Exercise directions ▸
Examine the entries below, count the lines holding the string "icon", and respond with the number only.

Extracted data entries ▸
______________________________

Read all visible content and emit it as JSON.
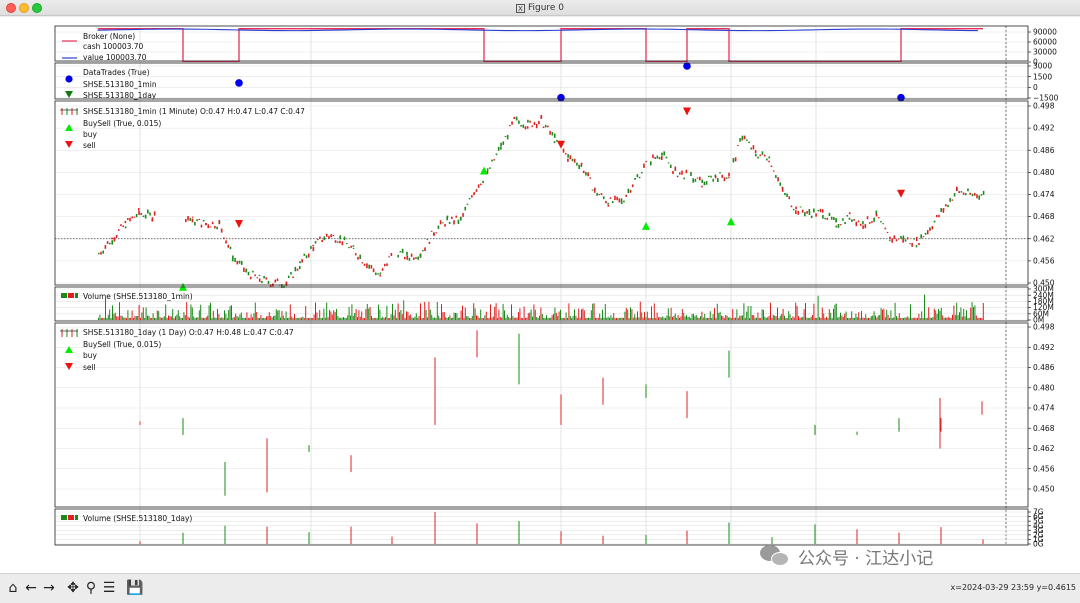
{
  "window": {
    "title": "Figure 0"
  },
  "panels": {
    "broker": {
      "legend_title": "Broker (None)",
      "legend_items": [
        "cash 100003.70",
        "value 100003.70"
      ],
      "yticks": [
        "90000",
        "60000",
        "30000",
        "0"
      ]
    },
    "trades": {
      "legend_title": "DataTrades (True)",
      "legend_items": [
        "SHSE.513180_1min",
        "SHSE.513180_1day"
      ],
      "yticks": [
        "3000",
        "1500",
        "0",
        "−1500"
      ]
    },
    "price_1min": {
      "legend_title": "SHSE.513180_1min (1 Minute) O:0.47 H:0.47 L:0.47 C:0.47",
      "legend_buysell": "BuySell (True, 0.015)",
      "legend_buy": "buy",
      "legend_sell": "sell",
      "yticks": [
        "0.498",
        "0.492",
        "0.486",
        "0.480",
        "0.474",
        "0.468",
        "0.462",
        "0.456",
        "0.450"
      ],
      "last_price": 0.462
    },
    "volume_1min": {
      "legend": "Volume (SHSE.513180_1min)",
      "yticks": [
        "300M",
        "240M",
        "180M",
        "120M",
        "60M",
        "0M"
      ]
    },
    "price_1day": {
      "legend_title": "SHSE.513180_1day (1 Day) O:0.47 H:0.48 L:0.47 C:0.47",
      "legend_buysell": "BuySell (True, 0.015)",
      "legend_buy": "buy",
      "legend_sell": "sell",
      "yticks": [
        "0.498",
        "0.492",
        "0.486",
        "0.480",
        "0.474",
        "0.468",
        "0.462",
        "0.456",
        "0.450"
      ]
    },
    "volume_1day": {
      "legend": "Volume (SHSE.513180_1day)",
      "yticks": [
        "7G",
        "6G",
        "5G",
        "4G",
        "3G",
        "2G",
        "1G",
        "0G"
      ]
    }
  },
  "colors": {
    "up": "#1a8a1a",
    "down": "#e02020",
    "cash": "#e8305a",
    "value": "#2a3fd0",
    "buy": "#00ee00",
    "sell": "#ee1111",
    "trade": "#0000ee"
  },
  "chart_data": {
    "type": "line",
    "price_1min_close": [
      0.458,
      0.462,
      0.466,
      0.469,
      0.468,
      0.47,
      0.469,
      0.467,
      0.466,
      0.466,
      0.457,
      0.453,
      0.451,
      0.45,
      0.45,
      0.455,
      0.46,
      0.463,
      0.462,
      0.459,
      0.455,
      0.452,
      0.459,
      0.457,
      0.458,
      0.464,
      0.467,
      0.467,
      0.475,
      0.48,
      0.487,
      0.494,
      0.493,
      0.494,
      0.489,
      0.484,
      0.482,
      0.475,
      0.472,
      0.472,
      0.478,
      0.483,
      0.485,
      0.48,
      0.479,
      0.477,
      0.479,
      0.479,
      0.49,
      0.485,
      0.484,
      0.475,
      0.47,
      0.469,
      0.469,
      0.466,
      0.468,
      0.466,
      0.468,
      0.462,
      0.462,
      0.461,
      0.465,
      0.47,
      0.475,
      0.474,
      0.474
    ],
    "price_1day_bars": [
      {
        "o": 0.469,
        "c": 0.469,
        "h": 0.47,
        "l": 0.469,
        "up": false
      },
      {
        "o": 0.466,
        "c": 0.471,
        "h": 0.471,
        "l": 0.466,
        "up": true
      },
      {
        "o": 0.453,
        "c": 0.458,
        "h": 0.458,
        "l": 0.448,
        "up": true
      },
      {
        "o": 0.465,
        "c": 0.449,
        "h": 0.465,
        "l": 0.449,
        "up": false
      },
      {
        "o": 0.463,
        "c": 0.461,
        "h": 0.463,
        "l": 0.461,
        "up": true
      },
      {
        "o": 0.46,
        "c": 0.455,
        "h": 0.46,
        "l": 0.455,
        "up": false
      },
      {
        "o": 0.467,
        "c": 0.467,
        "h": 0.467,
        "l": 0.467,
        "up": false
      },
      {
        "o": 0.489,
        "c": 0.469,
        "h": 0.489,
        "l": 0.469,
        "up": false
      },
      {
        "o": 0.497,
        "c": 0.489,
        "h": 0.497,
        "l": 0.489,
        "up": false
      },
      {
        "o": 0.484,
        "c": 0.496,
        "h": 0.496,
        "l": 0.481,
        "up": true
      },
      {
        "o": 0.478,
        "c": 0.469,
        "h": 0.478,
        "l": 0.469,
        "up": false
      },
      {
        "o": 0.483,
        "c": 0.475,
        "h": 0.483,
        "l": 0.475,
        "up": false
      },
      {
        "o": 0.477,
        "c": 0.481,
        "h": 0.481,
        "l": 0.477,
        "up": true
      },
      {
        "o": 0.479,
        "c": 0.471,
        "h": 0.479,
        "l": 0.471,
        "up": false
      },
      {
        "o": 0.483,
        "c": 0.491,
        "h": 0.491,
        "l": 0.483,
        "up": true
      },
      {
        "o": 0.478,
        "c": 0.478,
        "h": 0.478,
        "l": 0.478,
        "up": false
      },
      {
        "o": 0.466,
        "c": 0.469,
        "h": 0.469,
        "l": 0.466,
        "up": true
      },
      {
        "o": 0.466,
        "c": 0.466,
        "h": 0.467,
        "l": 0.466,
        "up": true
      },
      {
        "o": 0.47,
        "c": 0.467,
        "h": 0.471,
        "l": 0.467,
        "up": true
      },
      {
        "o": 0.471,
        "c": 0.467,
        "h": 0.471,
        "l": 0.467,
        "up": false
      },
      {
        "o": 0.47,
        "c": 0.47,
        "h": 0.47,
        "l": 0.47,
        "up": false
      },
      {
        "o": 0.477,
        "c": 0.462,
        "h": 0.477,
        "l": 0.462,
        "up": false
      },
      {
        "o": 0.476,
        "c": 0.472,
        "h": 0.476,
        "l": 0.472,
        "up": false
      }
    ]
  },
  "toolbar": {
    "coords": "x=2024-03-29 23:59 y=0.4615"
  },
  "watermark": {
    "text": "公众号 · 江达小记"
  }
}
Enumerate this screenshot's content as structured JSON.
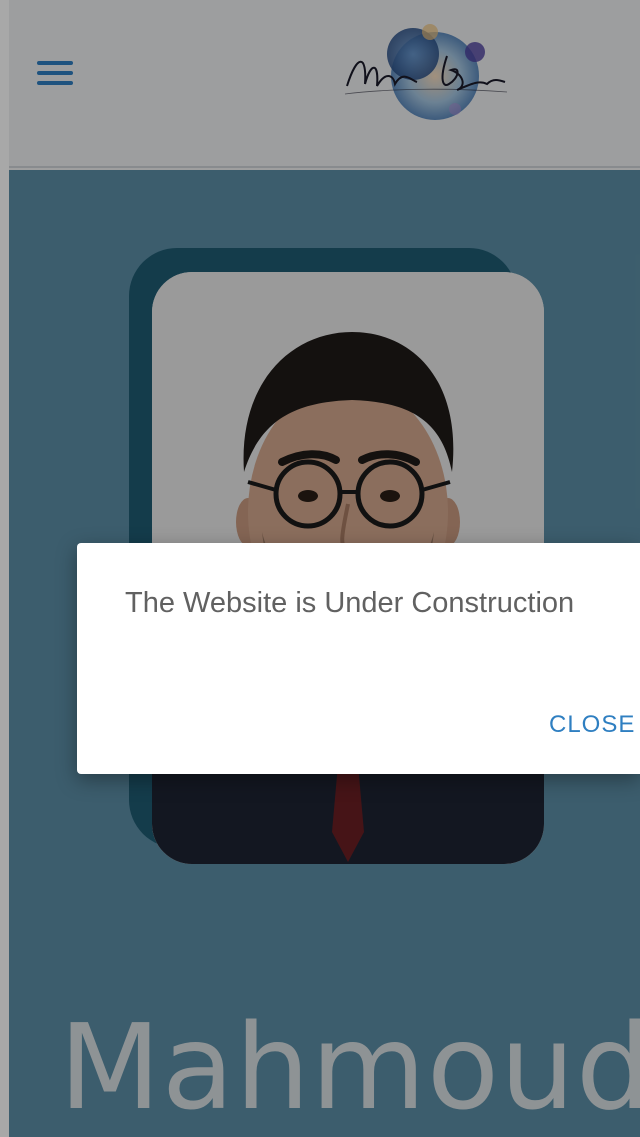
{
  "header": {
    "menu_icon": "hamburger-menu-icon",
    "logo_text": "Mahmoud Bakkar"
  },
  "hero": {
    "name": "Mahmoud",
    "photo_alt": "profile-portrait"
  },
  "dialog": {
    "message": "The Website is Under Construction",
    "close_label": "CLOSE"
  },
  "colors": {
    "accent": "#2f7fc1",
    "hero_background": "#5c8ea6",
    "photo_backplate": "#1f5b72",
    "overlay": "rgba(0,0,0,0.34)"
  }
}
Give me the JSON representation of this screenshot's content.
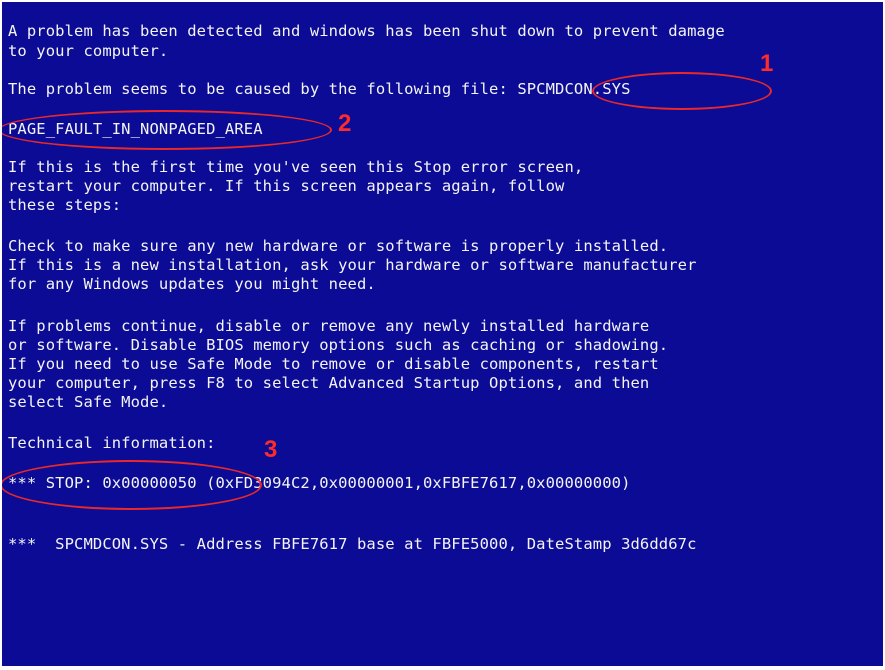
{
  "bsod": {
    "lines": [
      "A problem has been detected and windows has been shut down to prevent damage",
      "to your computer.",
      "The problem seems to be caused by the following file: SPCMDCON.SYS",
      "PAGE_FAULT_IN_NONPAGED_AREA",
      "If this is the first time you've seen this Stop error screen,",
      "restart your computer. If this screen appears again, follow",
      "these steps:",
      "Check to make sure any new hardware or software is properly installed.",
      "If this is a new installation, ask your hardware or software manufacturer",
      "for any Windows updates you might need.",
      "If problems continue, disable or remove any newly installed hardware",
      "or software. Disable BIOS memory options such as caching or shadowing.",
      "If you need to use Safe Mode to remove or disable components, restart",
      "your computer, press F8 to select Advanced Startup Options, and then",
      "select Safe Mode.",
      "Technical information:",
      "*** STOP: 0x00000050 (0xFD3094C2,0x00000001,0xFBFE7617,0x00000000)",
      "***  SPCMDCON.SYS - Address FBFE7617 base at FBFE5000, DateStamp 3d6dd67c"
    ]
  },
  "callouts": {
    "one": "1",
    "two": "2",
    "three": "3"
  },
  "colors": {
    "background": "#0b0b95",
    "text": "#f4f4f4",
    "annotation": "#e8282a"
  }
}
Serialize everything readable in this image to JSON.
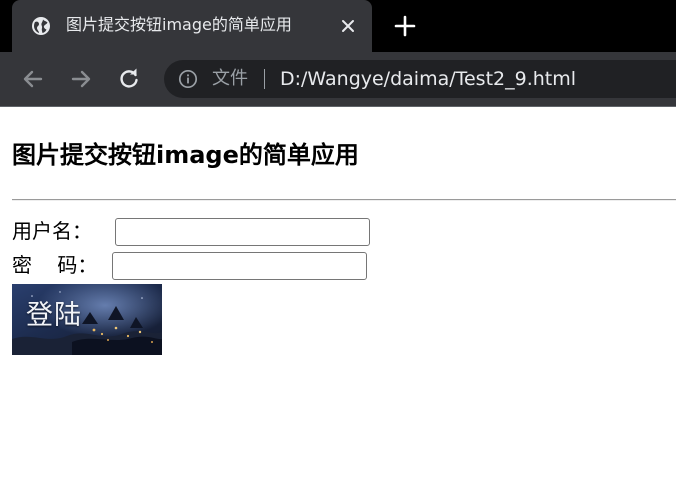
{
  "browser": {
    "tab": {
      "title": "图片提交按钮image的简单应用",
      "favicon": "globe-icon",
      "close_icon": "close-icon"
    },
    "new_tab_icon": "plus-icon",
    "toolbar": {
      "back_icon": "arrow-left-icon",
      "forward_icon": "arrow-right-icon",
      "reload_icon": "reload-icon",
      "info_icon": "info-icon",
      "security_chip": "文件",
      "url": "D:/Wangye/daima/Test2_9.html"
    },
    "colors": {
      "tabstrip": "#000000",
      "toolbar": "#35363a",
      "omnibox": "#202124"
    }
  },
  "page": {
    "heading": "图片提交按钮image的简单应用",
    "form": {
      "username_label": "用户名：",
      "username_value": "",
      "password_label": "密    码：",
      "password_value": "",
      "submit_image_text": "登陆"
    }
  }
}
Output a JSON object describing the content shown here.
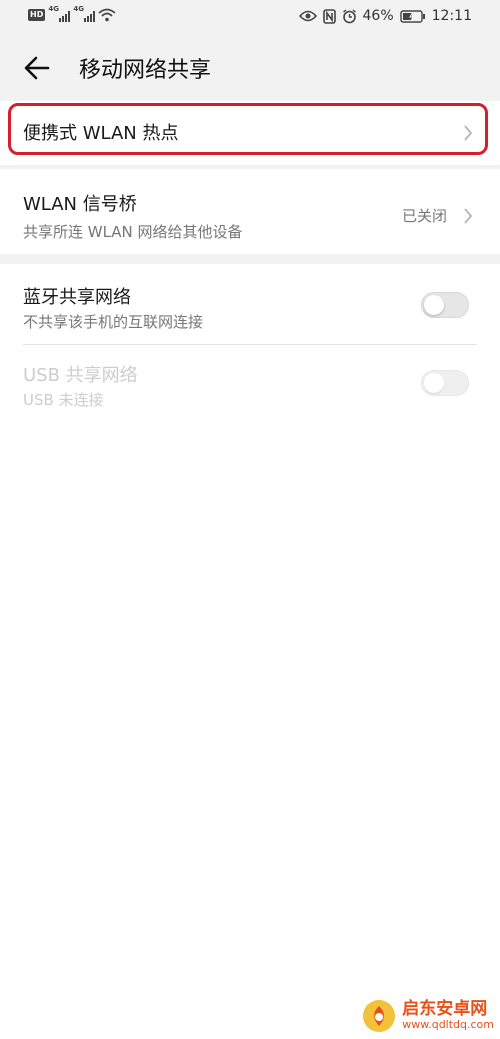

______________________________

Task output ▸
8